§ **WHAT IS EXPECTED**
Below is some material; set it all down exactly, apart from the pictures.

* Begin GIVEN RECORDS *

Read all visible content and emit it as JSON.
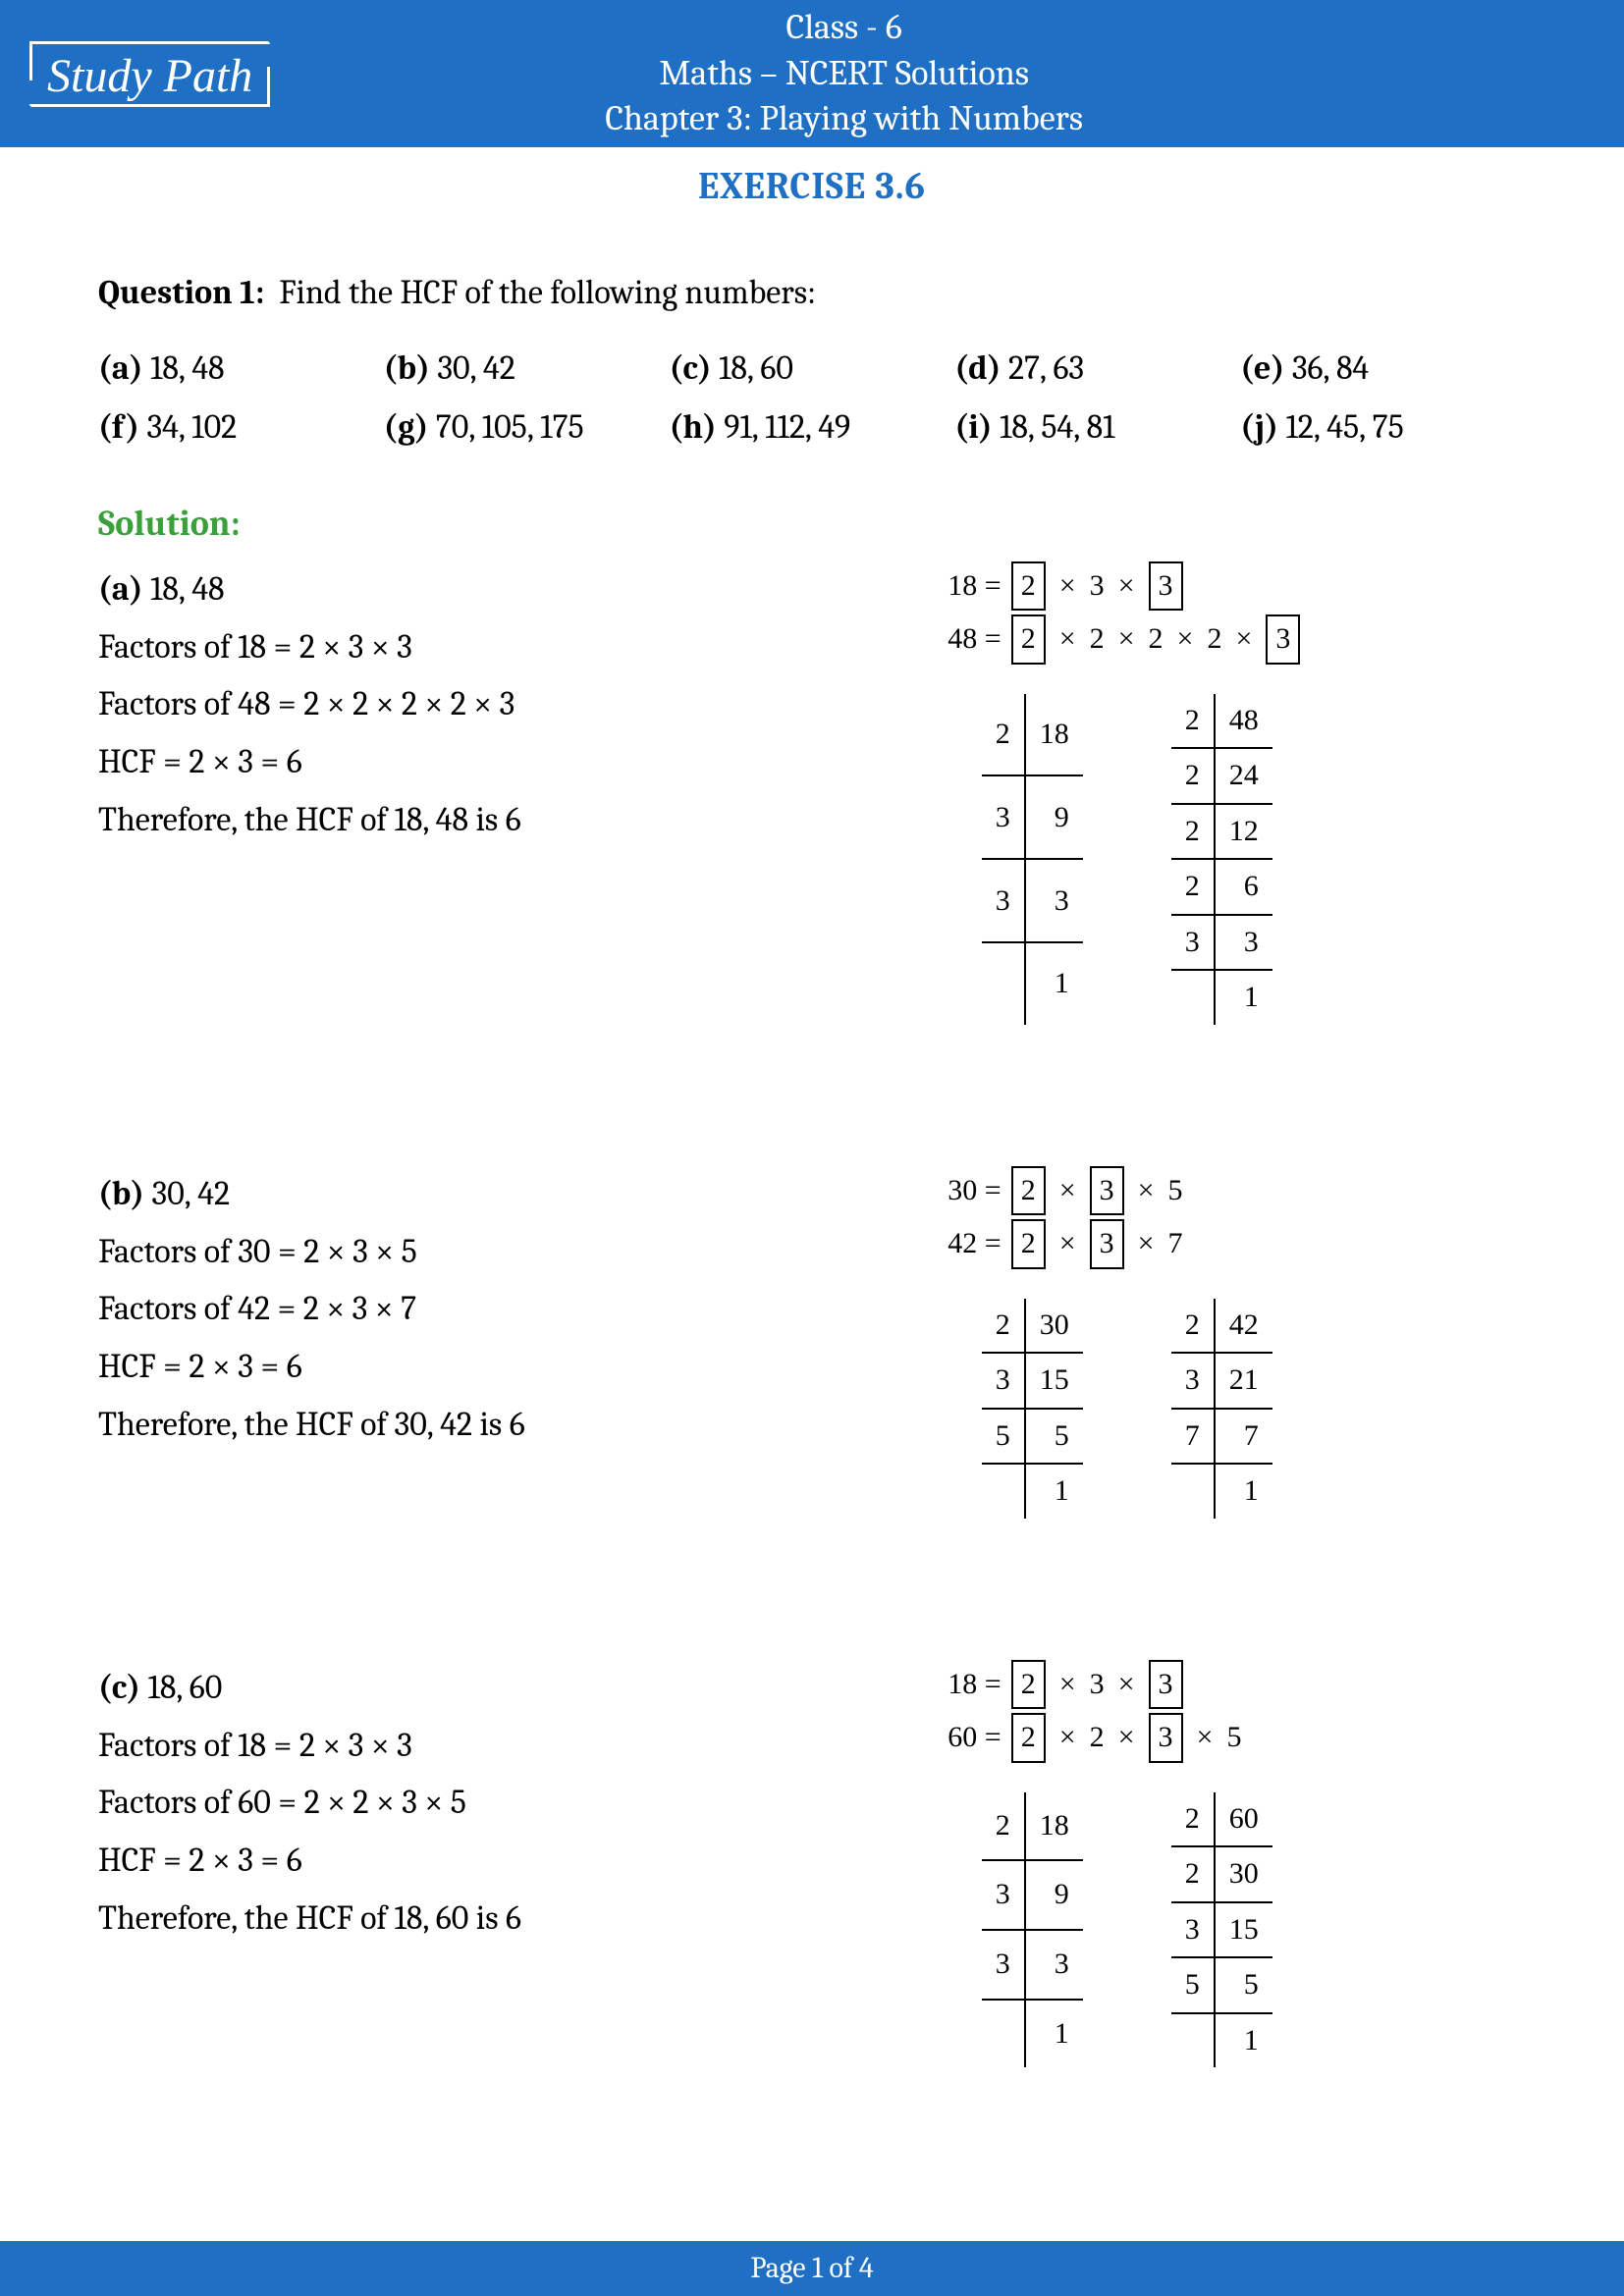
{
  "header": {
    "logo_text": "Study Path",
    "line1": "Class - 6",
    "line2": "Maths – NCERT Solutions",
    "line3": "Chapter 3: Playing with Numbers"
  },
  "exercise_title": "EXERCISE 3.6",
  "question": {
    "label": "Question 1:",
    "text": "Find the HCF of the following numbers:",
    "options": [
      {
        "k": "(a)",
        "v": "18, 48"
      },
      {
        "k": "(b)",
        "v": "30, 42"
      },
      {
        "k": "(c)",
        "v": "18, 60"
      },
      {
        "k": "(d)",
        "v": "27, 63"
      },
      {
        "k": "(e)",
        "v": "36, 84"
      },
      {
        "k": "(f)",
        "v": "34, 102"
      },
      {
        "k": "(g)",
        "v": "70, 105, 175"
      },
      {
        "k": "(h)",
        "v": "91, 112, 49"
      },
      {
        "k": "(i)",
        "v": "18, 54, 81"
      },
      {
        "k": "(j)",
        "v": "12, 45, 75"
      }
    ]
  },
  "solution_label": "Solution:",
  "solutions": [
    {
      "key": "(a)",
      "pair": "18, 48",
      "lines": [
        "Factors of 18 = 2 × 3 × 3",
        "Factors of 48 = 2 × 2 × 2 × 2 × 3",
        "HCF = 2 × 3 = 6",
        "Therefore, the HCF of 18, 48 is 6"
      ],
      "prime": [
        {
          "lhs": "18 =",
          "parts": [
            {
              "t": "2",
              "b": true
            },
            {
              "t": "×"
            },
            {
              "t": "3"
            },
            {
              "t": "×"
            },
            {
              "t": "3",
              "b": true
            }
          ]
        },
        {
          "lhs": "48 =",
          "parts": [
            {
              "t": "2",
              "b": true
            },
            {
              "t": "×"
            },
            {
              "t": "2"
            },
            {
              "t": "×"
            },
            {
              "t": "2"
            },
            {
              "t": "×"
            },
            {
              "t": "2"
            },
            {
              "t": "×"
            },
            {
              "t": "3",
              "b": true
            }
          ]
        }
      ],
      "tables": [
        [
          [
            "2",
            "18"
          ],
          [
            "3",
            "9"
          ],
          [
            "3",
            "3"
          ],
          [
            "",
            "1"
          ]
        ],
        [
          [
            "2",
            "48"
          ],
          [
            "2",
            "24"
          ],
          [
            "2",
            "12"
          ],
          [
            "2",
            "6"
          ],
          [
            "3",
            "3"
          ],
          [
            "",
            "1"
          ]
        ]
      ]
    },
    {
      "key": "(b)",
      "pair": "30, 42",
      "lines": [
        "Factors of 30 = 2 × 3 × 5",
        "Factors of 42 = 2 × 3 × 7",
        "HCF = 2 × 3 = 6",
        "Therefore, the HCF of 30, 42 is 6"
      ],
      "prime": [
        {
          "lhs": "30 =",
          "parts": [
            {
              "t": "2",
              "b": true
            },
            {
              "t": "×"
            },
            {
              "t": "3",
              "b": true
            },
            {
              "t": "×"
            },
            {
              "t": "5"
            }
          ]
        },
        {
          "lhs": "42 =",
          "parts": [
            {
              "t": "2",
              "b": true
            },
            {
              "t": "×"
            },
            {
              "t": "3",
              "b": true
            },
            {
              "t": "×"
            },
            {
              "t": "7"
            }
          ]
        }
      ],
      "tables": [
        [
          [
            "2",
            "30"
          ],
          [
            "3",
            "15"
          ],
          [
            "5",
            "5"
          ],
          [
            "",
            "1"
          ]
        ],
        [
          [
            "2",
            "42"
          ],
          [
            "3",
            "21"
          ],
          [
            "7",
            "7"
          ],
          [
            "",
            "1"
          ]
        ]
      ]
    },
    {
      "key": "(c)",
      "pair": "18, 60",
      "lines": [
        "Factors of 18 = 2 × 3 × 3",
        "Factors of 60 = 2 × 2 × 3 × 5",
        "HCF = 2 × 3 = 6",
        "Therefore, the HCF of 18, 60 is 6"
      ],
      "prime": [
        {
          "lhs": "18 =",
          "parts": [
            {
              "t": "2",
              "b": true
            },
            {
              "t": "×"
            },
            {
              "t": "3"
            },
            {
              "t": "×"
            },
            {
              "t": "3",
              "b": true
            }
          ]
        },
        {
          "lhs": "60 =",
          "parts": [
            {
              "t": "2",
              "b": true
            },
            {
              "t": "×"
            },
            {
              "t": "2"
            },
            {
              "t": "×"
            },
            {
              "t": "3",
              "b": true
            },
            {
              "t": "×"
            },
            {
              "t": "5"
            }
          ]
        }
      ],
      "tables": [
        [
          [
            "2",
            "18"
          ],
          [
            "3",
            "9"
          ],
          [
            "3",
            "3"
          ],
          [
            "",
            "1"
          ]
        ],
        [
          [
            "2",
            "60"
          ],
          [
            "2",
            "30"
          ],
          [
            "3",
            "15"
          ],
          [
            "5",
            "5"
          ],
          [
            "",
            "1"
          ]
        ]
      ]
    }
  ],
  "footer": {
    "page": "Page 1 of 4"
  },
  "colors": {
    "brand_blue": "#1f6fc4",
    "solution_green": "#3aa13a",
    "text": "#000000",
    "bg": "#ffffff"
  },
  "typography": {
    "body_font": "Cambria, Georgia, serif",
    "body_size_pt": 26,
    "header_size_pt": 27,
    "exercise_title_size_pt": 29
  }
}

* End GIVEN RECORDS *

§ **PROBLEM SOLUTION**
Read all visible content and emit it as JSON.
{
  "header": {
    "logo_text": "Study Path",
    "line1": "Class - 6",
    "line2": "Maths – NCERT Solutions",
    "line3": "Chapter 3: Playing with Numbers"
  },
  "exercise_title": "EXERCISE 3.6",
  "question": {
    "label": "Question 1:",
    "text": "Find the HCF of the following numbers:",
    "options": [
      {
        "k": "(a)",
        "v": "18, 48"
      },
      {
        "k": "(b)",
        "v": "30, 42"
      },
      {
        "k": "(c)",
        "v": "18, 60"
      },
      {
        "k": "(d)",
        "v": "27, 63"
      },
      {
        "k": "(e)",
        "v": "36, 84"
      },
      {
        "k": "(f)",
        "v": "34, 102"
      },
      {
        "k": "(g)",
        "v": "70, 105, 175"
      },
      {
        "k": "(h)",
        "v": "91, 112, 49"
      },
      {
        "k": "(i)",
        "v": "18, 54, 81"
      },
      {
        "k": "(j)",
        "v": "12, 45, 75"
      }
    ]
  },
  "solution_label": "Solution:",
  "solutions": [
    {
      "key": "(a)",
      "pair": "18, 48",
      "lines": [
        "Factors of 18 = 2 × 3 × 3",
        "Factors of 48 = 2 × 2 × 2 × 2 × 3",
        "HCF = 2 × 3 = 6",
        "Therefore, the HCF of 18, 48 is 6"
      ],
      "prime": [
        {
          "lhs": "18 =",
          "parts": [
            {
              "t": "2",
              "b": true
            },
            {
              "t": "×"
            },
            {
              "t": "3"
            },
            {
              "t": "×"
            },
            {
              "t": "3",
              "b": true
            }
          ]
        },
        {
          "lhs": "48 =",
          "parts": [
            {
              "t": "2",
              "b": true
            },
            {
              "t": "×"
            },
            {
              "t": "2"
            },
            {
              "t": "×"
            },
            {
              "t": "2"
            },
            {
              "t": "×"
            },
            {
              "t": "2"
            },
            {
              "t": "×"
            },
            {
              "t": "3",
              "b": true
            }
          ]
        }
      ],
      "tables": [
        [
          [
            "2",
            "18"
          ],
          [
            "3",
            "9"
          ],
          [
            "3",
            "3"
          ],
          [
            "",
            "1"
          ]
        ],
        [
          [
            "2",
            "48"
          ],
          [
            "2",
            "24"
          ],
          [
            "2",
            "12"
          ],
          [
            "2",
            "6"
          ],
          [
            "3",
            "3"
          ],
          [
            "",
            "1"
          ]
        ]
      ]
    },
    {
      "key": "(b)",
      "pair": "30, 42",
      "lines": [
        "Factors of 30 = 2 × 3 × 5",
        "Factors of 42 = 2 × 3 × 7",
        "HCF = 2 × 3 = 6",
        "Therefore, the HCF of 30, 42 is 6"
      ],
      "prime": [
        {
          "lhs": "30 =",
          "parts": [
            {
              "t": "2",
              "b": true
            },
            {
              "t": "×"
            },
            {
              "t": "3",
              "b": true
            },
            {
              "t": "×"
            },
            {
              "t": "5"
            }
          ]
        },
        {
          "lhs": "42 =",
          "parts": [
            {
              "t": "2",
              "b": true
            },
            {
              "t": "×"
            },
            {
              "t": "3",
              "b": true
            },
            {
              "t": "×"
            },
            {
              "t": "7"
            }
          ]
        }
      ],
      "tables": [
        [
          [
            "2",
            "30"
          ],
          [
            "3",
            "15"
          ],
          [
            "5",
            "5"
          ],
          [
            "",
            "1"
          ]
        ],
        [
          [
            "2",
            "42"
          ],
          [
            "3",
            "21"
          ],
          [
            "7",
            "7"
          ],
          [
            "",
            "1"
          ]
        ]
      ]
    },
    {
      "key": "(c)",
      "pair": "18, 60",
      "lines": [
        "Factors of 18 = 2 × 3 × 3",
        "Factors of 60 = 2 × 2 × 3 × 5",
        "HCF = 2 × 3 = 6",
        "Therefore, the HCF of 18, 60 is 6"
      ],
      "prime": [
        {
          "lhs": "18 =",
          "parts": [
            {
              "t": "2",
              "b": true
            },
            {
              "t": "×"
            },
            {
              "t": "3"
            },
            {
              "t": "×"
            },
            {
              "t": "3",
              "b": true
            }
          ]
        },
        {
          "lhs": "60 =",
          "parts": [
            {
              "t": "2",
              "b": true
            },
            {
              "t": "×"
            },
            {
              "t": "2"
            },
            {
              "t": "×"
            },
            {
              "t": "3",
              "b": true
            },
            {
              "t": "×"
            },
            {
              "t": "5"
            }
          ]
        }
      ],
      "tables": [
        [
          [
            "2",
            "18"
          ],
          [
            "3",
            "9"
          ],
          [
            "3",
            "3"
          ],
          [
            "",
            "1"
          ]
        ],
        [
          [
            "2",
            "60"
          ],
          [
            "2",
            "30"
          ],
          [
            "3",
            "15"
          ],
          [
            "5",
            "5"
          ],
          [
            "",
            "1"
          ]
        ]
      ]
    }
  ],
  "footer": {
    "page": "Page 1 of 4"
  },
  "colors": {
    "brand_blue": "#1f6fc4",
    "solution_green": "#3aa13a",
    "text": "#000000",
    "bg": "#ffffff"
  },
  "typography": {
    "body_font": "Cambria, Georgia, serif",
    "body_size_pt": 26,
    "header_size_pt": 27,
    "exercise_title_size_pt": 29
  }
}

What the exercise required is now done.